----- Material for this exercise

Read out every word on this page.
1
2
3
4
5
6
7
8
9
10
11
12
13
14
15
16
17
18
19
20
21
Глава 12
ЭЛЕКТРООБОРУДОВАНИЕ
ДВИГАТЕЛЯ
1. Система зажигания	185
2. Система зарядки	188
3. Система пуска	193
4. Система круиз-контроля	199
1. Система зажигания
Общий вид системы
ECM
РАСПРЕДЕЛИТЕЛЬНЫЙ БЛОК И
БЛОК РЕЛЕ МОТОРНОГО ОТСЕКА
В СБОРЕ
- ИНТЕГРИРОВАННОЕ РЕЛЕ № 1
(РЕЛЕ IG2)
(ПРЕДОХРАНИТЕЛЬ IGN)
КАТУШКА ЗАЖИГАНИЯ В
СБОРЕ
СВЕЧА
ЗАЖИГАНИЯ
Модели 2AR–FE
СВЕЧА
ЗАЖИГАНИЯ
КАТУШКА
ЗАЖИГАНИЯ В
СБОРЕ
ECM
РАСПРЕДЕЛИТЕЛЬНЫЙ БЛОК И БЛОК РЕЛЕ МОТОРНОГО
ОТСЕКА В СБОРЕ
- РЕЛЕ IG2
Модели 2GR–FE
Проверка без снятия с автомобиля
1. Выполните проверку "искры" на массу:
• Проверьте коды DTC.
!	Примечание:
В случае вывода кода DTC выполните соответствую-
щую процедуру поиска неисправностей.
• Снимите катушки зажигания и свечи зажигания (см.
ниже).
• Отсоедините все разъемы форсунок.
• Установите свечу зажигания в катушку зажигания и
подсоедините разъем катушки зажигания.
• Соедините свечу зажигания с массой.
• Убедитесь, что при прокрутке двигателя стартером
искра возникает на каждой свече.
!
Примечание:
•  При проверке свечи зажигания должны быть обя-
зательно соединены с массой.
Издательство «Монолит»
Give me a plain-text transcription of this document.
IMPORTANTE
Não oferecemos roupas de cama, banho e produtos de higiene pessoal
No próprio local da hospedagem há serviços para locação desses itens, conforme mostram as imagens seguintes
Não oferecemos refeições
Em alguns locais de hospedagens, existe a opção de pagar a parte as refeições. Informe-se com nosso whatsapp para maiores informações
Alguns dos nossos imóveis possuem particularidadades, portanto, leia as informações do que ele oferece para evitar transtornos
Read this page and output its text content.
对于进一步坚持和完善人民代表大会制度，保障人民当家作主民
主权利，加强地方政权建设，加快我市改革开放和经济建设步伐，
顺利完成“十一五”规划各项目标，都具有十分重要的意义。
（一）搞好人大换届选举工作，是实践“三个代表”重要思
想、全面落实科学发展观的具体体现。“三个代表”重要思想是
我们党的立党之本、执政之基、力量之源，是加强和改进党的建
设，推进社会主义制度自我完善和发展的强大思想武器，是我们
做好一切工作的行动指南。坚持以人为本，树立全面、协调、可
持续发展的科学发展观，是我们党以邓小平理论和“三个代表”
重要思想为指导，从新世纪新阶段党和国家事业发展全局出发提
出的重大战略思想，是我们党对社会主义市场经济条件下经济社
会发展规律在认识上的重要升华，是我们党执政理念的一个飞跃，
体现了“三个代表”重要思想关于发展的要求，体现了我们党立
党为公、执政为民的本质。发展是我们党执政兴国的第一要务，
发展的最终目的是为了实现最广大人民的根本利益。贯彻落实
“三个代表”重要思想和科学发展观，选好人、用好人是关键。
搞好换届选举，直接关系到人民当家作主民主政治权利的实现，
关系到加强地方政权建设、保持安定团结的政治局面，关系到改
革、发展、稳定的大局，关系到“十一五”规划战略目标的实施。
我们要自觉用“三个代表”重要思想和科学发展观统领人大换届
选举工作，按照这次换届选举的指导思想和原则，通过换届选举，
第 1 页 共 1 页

----------

#### Exercise directions:
Recite the full listing above exactly.

#### The output:
Read out every word on this page.
1
2
3
4
5
6
7
8
9
10
11
12
13
14
15
16
17
18
19
20
21
Глава 12
ЭЛЕКТРООБОРУДОВАНИЕ
ДВИГАТЕЛЯ
1. Система зажигания	185
2. Система зарядки	188
3. Система пуска	193
4. Система круиз-контроля	199
1. Система зажигания
Общий вид системы
ECM
РАСПРЕДЕЛИТЕЛЬНЫЙ БЛОК И
БЛОК РЕЛЕ МОТОРНОГО ОТСЕКА
В СБОРЕ
- ИНТЕГРИРОВАННОЕ РЕЛЕ № 1
(РЕЛЕ IG2)
(ПРЕДОХРАНИТЕЛЬ IGN)
КАТУШКА ЗАЖИГАНИЯ В
СБОРЕ
СВЕЧА
ЗАЖИГАНИЯ
Модели 2AR–FE
СВЕЧА
ЗАЖИГАНИЯ
КАТУШКА
ЗАЖИГАНИЯ В
СБОРЕ
ECM
РАСПРЕДЕЛИТЕЛЬНЫЙ БЛОК И БЛОК РЕЛЕ МОТОРНОГО
ОТСЕКА В СБОРЕ
- РЕЛЕ IG2
Модели 2GR–FE
Проверка без снятия с автомобиля
1. Выполните проверку "искры" на массу:
• Проверьте коды DTC.
!	Примечание:
В случае вывода кода DTC выполните соответствую-
щую процедуру поиска неисправностей.
• Снимите катушки зажигания и свечи зажигания (см.
ниже).
• Отсоедините все разъемы форсунок.
• Установите свечу зажигания в катушку зажигания и
подсоедините разъем катушки зажигания.
• Соедините свечу зажигания с массой.
• Убедитесь, что при прокрутке двигателя стартером
искра возникает на каждой свече.
!
Примечание:
•  При проверке свечи зажигания должны быть обя-
зательно соединены с массой.
Издательство «Монолит»
Give me a plain-text transcription of this document.
IMPORTANTE
Não oferecemos roupas de cama, banho e produtos de higiene pessoal
No próprio local da hospedagem há serviços para locação desses itens, conforme mostram as imagens seguintes
Não oferecemos refeições
Em alguns locais de hospedagens, existe a opção de pagar a parte as refeições. Informe-se com nosso whatsapp para maiores informações
Alguns dos nossos imóveis possuem particularidadades, portanto, leia as informações do que ele oferece para evitar transtornos
Read this page and output its text content.
对于进一步坚持和完善人民代表大会制度，保障人民当家作主民
主权利，加强地方政权建设，加快我市改革开放和经济建设步伐，
顺利完成“十一五”规划各项目标，都具有十分重要的意义。
（一）搞好人大换届选举工作，是实践“三个代表”重要思
想、全面落实科学发展观的具体体现。“三个代表”重要思想是
我们党的立党之本、执政之基、力量之源，是加强和改进党的建
设，推进社会主义制度自我完善和发展的强大思想武器，是我们
做好一切工作的行动指南。坚持以人为本，树立全面、协调、可
持续发展的科学发展观，是我们党以邓小平理论和“三个代表”
重要思想为指导，从新世纪新阶段党和国家事业发展全局出发提
出的重大战略思想，是我们党对社会主义市场经济条件下经济社
会发展规律在认识上的重要升华，是我们党执政理念的一个飞跃，
体现了“三个代表”重要思想关于发展的要求，体现了我们党立
党为公、执政为民的本质。发展是我们党执政兴国的第一要务，
发展的最终目的是为了实现最广大人民的根本利益。贯彻落实
“三个代表”重要思想和科学发展观，选好人、用好人是关键。
搞好换届选举，直接关系到人民当家作主民主政治权利的实现，
关系到加强地方政权建设、保持安定团结的政治局面，关系到改
革、发展、稳定的大局，关系到“十一五”规划战略目标的实施。
我们要自觉用“三个代表”重要思想和科学发展观统领人大换届
选举工作，按照这次换届选举的指导思想和原则，通过换届选举，
第 1 页 共 1 页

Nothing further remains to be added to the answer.